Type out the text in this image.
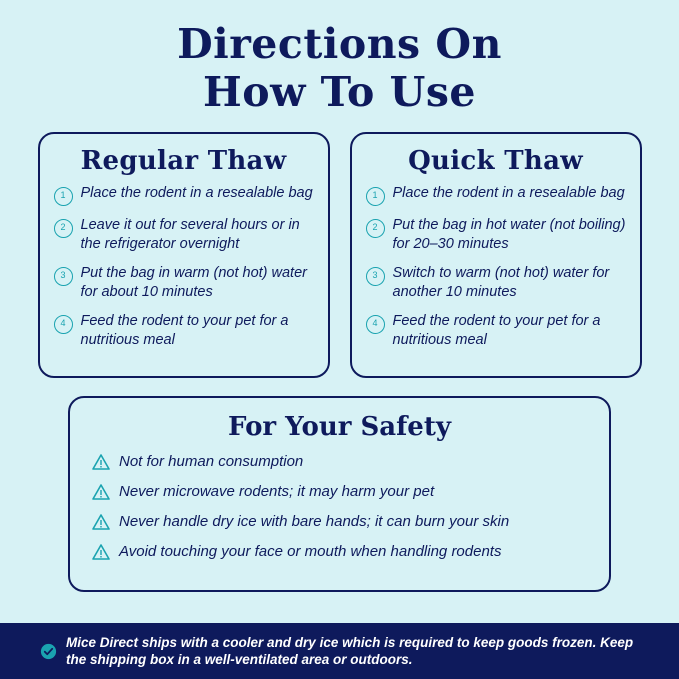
Directions On
How To Use
Regular Thaw
1	Place the rodent in a resealable bag
2	Leave it out for several hours or in the refrigerator overnight
3	Put the bag in warm (not hot) water for about 10 minutes
4	Feed the rodent to your pet for a nutritious meal
Quick Thaw
1	Place the rodent in a resealable bag
2	Put the bag in hot water (not boiling) for 20–30 minutes
3	Switch to warm (not hot) water for another 10 minutes
4	Feed the rodent to your pet for a nutritious meal
For Your Safety
Not for human consumption
Never microwave rodents; it may harm your pet
Never handle dry ice with bare hands; it can burn your skin
Avoid touching your face or mouth when handling rodents
Mice Direct ships with a cooler and dry ice which is required to keep goods frozen. Keep the shipping box in a well-ventilated area or outdoors.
....
▶ Short task
Check each line of the entries above, and show every one holding the word "warm".

▶ Finished exercise
3	Put the bag in warm (not hot) water for about 10 minutes
3	Switch to warm (not hot) water for another 10 minutes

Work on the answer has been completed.